┏━━

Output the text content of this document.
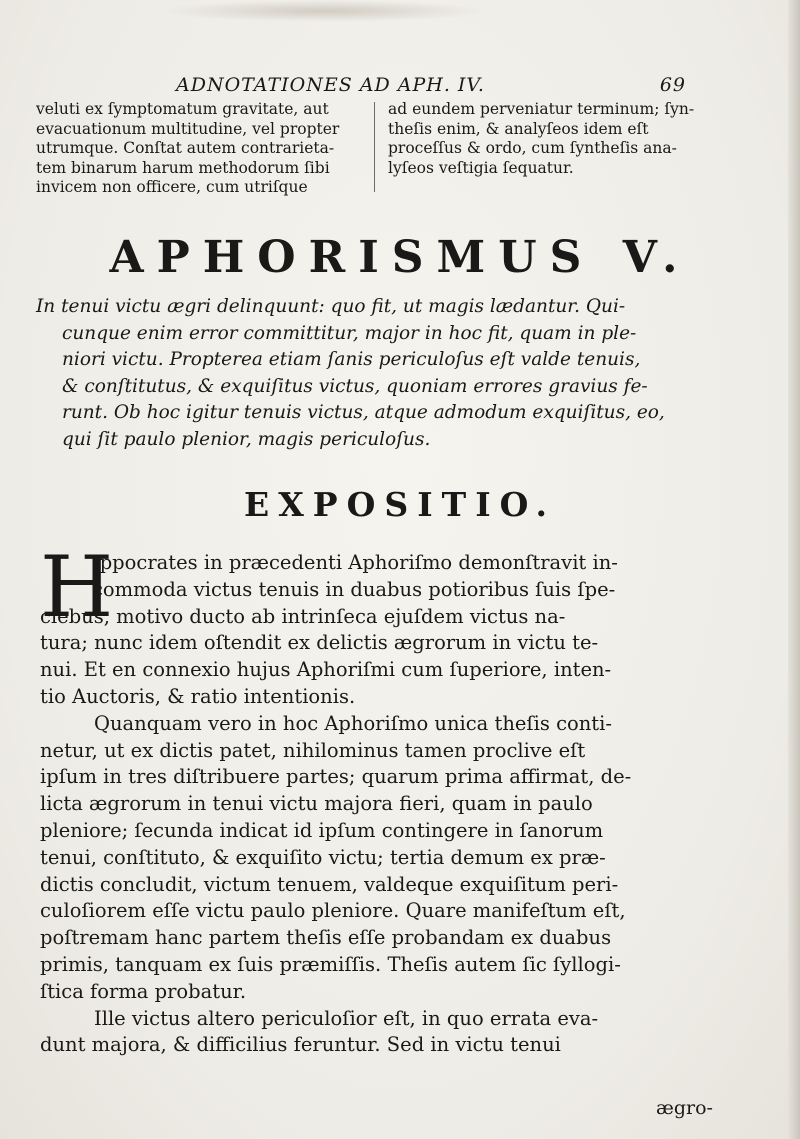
ADNOTATIONES AD APH. IV.	69
veluti ex ſymptomatum gravitate, aut
evacuationum multitudine, vel propter
utrumque. Conſtat autem contrarieta-
tem binarum harum methodorum ſibi
invicem non officere, cum utriſque
ad eundem perveniatur terminum; ſyn-
theſis enim, & analyſeos idem eſt
proceſſus & ordo, cum ſyntheſis ana-
lyſeos veſtigia ſequatur.
APHORISMUS V.
In tenui victu ægri delinquunt: quo fit, ut magis lædantur. Qui-
cunque enim error committitur, major in hoc fit, quam in ple-
niori victu. Propterea etiam ſanis periculoſus eſt valde tenuis,
& conſtitutus, & exquiſitus victus, quoniam errores gravius fe-
runt. Ob hoc igitur tenuis victus, atque admodum exquiſitus, eo,
qui ſit paulo plenior, magis periculoſus.
EXPOSITIO.
H
Ippocrates in præcedenti Aphoriſmo demonſtravit in-
commoda victus tenuis in duabus potioribus ſuis ſpe-
ciebus, motivo ducto ab intrinſeca ejuſdem victus na-
tura; nunc idem oſtendit ex delictis ægrorum in victu te-
nui. Et en connexio hujus Aphoriſmi cum ſuperiore, inten-
tio Auctoris, & ratio intentionis.
Quanquam vero in hoc Aphoriſmo unica theſis conti-
netur, ut ex dictis patet, nihilominus tamen proclive eſt
ipſum in tres diſtribuere partes; quarum prima affirmat, de-
licta ægrorum in tenui victu majora fieri, quam in paulo
pleniore; ſecunda indicat id ipſum contingere in ſanorum
tenui, conſtituto, & exquiſito victu; tertia demum ex præ-
dictis concludit, victum tenuem, valdeque exquiſitum peri-
culoſiorem eſſe victu paulo pleniore. Quare manifeſtum eſt,
poſtremam hanc partem theſis eſſe probandam ex duabus
primis, tanquam ex ſuis præmiſſis. Theſis autem ſic ſyllogi-
ſtica forma probatur.
Ille victus altero periculoſior eſt, in quo errata eva-
dunt majora, & difficilius feruntur. Sed in victu tenui
ægro-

┗━━

_What the task requires:_ Omit every picture, then repeat the remaining data exactly as it appears above.

_Full answer:_
Output the text content of this document.
ADNOTATIONES AD APH. IV.	69
veluti ex ſymptomatum gravitate, aut
evacuationum multitudine, vel propter
utrumque. Conſtat autem contrarieta-
tem binarum harum methodorum ſibi
invicem non officere, cum utriſque
ad eundem perveniatur terminum; ſyn-
theſis enim, & analyſeos idem eſt
proceſſus & ordo, cum ſyntheſis ana-
lyſeos veſtigia ſequatur.
APHORISMUS V.
In tenui victu ægri delinquunt: quo fit, ut magis lædantur. Qui-
cunque enim error committitur, major in hoc fit, quam in ple-
niori victu. Propterea etiam ſanis periculoſus eſt valde tenuis,
& conſtitutus, & exquiſitus victus, quoniam errores gravius fe-
runt. Ob hoc igitur tenuis victus, atque admodum exquiſitus, eo,
qui ſit paulo plenior, magis periculoſus.
EXPOSITIO.
H
Ippocrates in præcedenti Aphoriſmo demonſtravit in-
commoda victus tenuis in duabus potioribus ſuis ſpe-
ciebus, motivo ducto ab intrinſeca ejuſdem victus na-
tura; nunc idem oſtendit ex delictis ægrorum in victu te-
nui. Et en connexio hujus Aphoriſmi cum ſuperiore, inten-
tio Auctoris, & ratio intentionis.
Quanquam vero in hoc Aphoriſmo unica theſis conti-
netur, ut ex dictis patet, nihilominus tamen proclive eſt
ipſum in tres diſtribuere partes; quarum prima affirmat, de-
licta ægrorum in tenui victu majora fieri, quam in paulo
pleniore; ſecunda indicat id ipſum contingere in ſanorum
tenui, conſtituto, & exquiſito victu; tertia demum ex præ-
dictis concludit, victum tenuem, valdeque exquiſitum peri-
culoſiorem eſſe victu paulo pleniore. Quare manifeſtum eſt,
poſtremam hanc partem theſis eſſe probandam ex duabus
primis, tanquam ex ſuis præmiſſis. Theſis autem ſic ſyllogi-
ſtica forma probatur.
Ille victus altero periculoſior eſt, in quo errata eva-
dunt majora, & difficilius feruntur. Sed in victu tenui
ægro-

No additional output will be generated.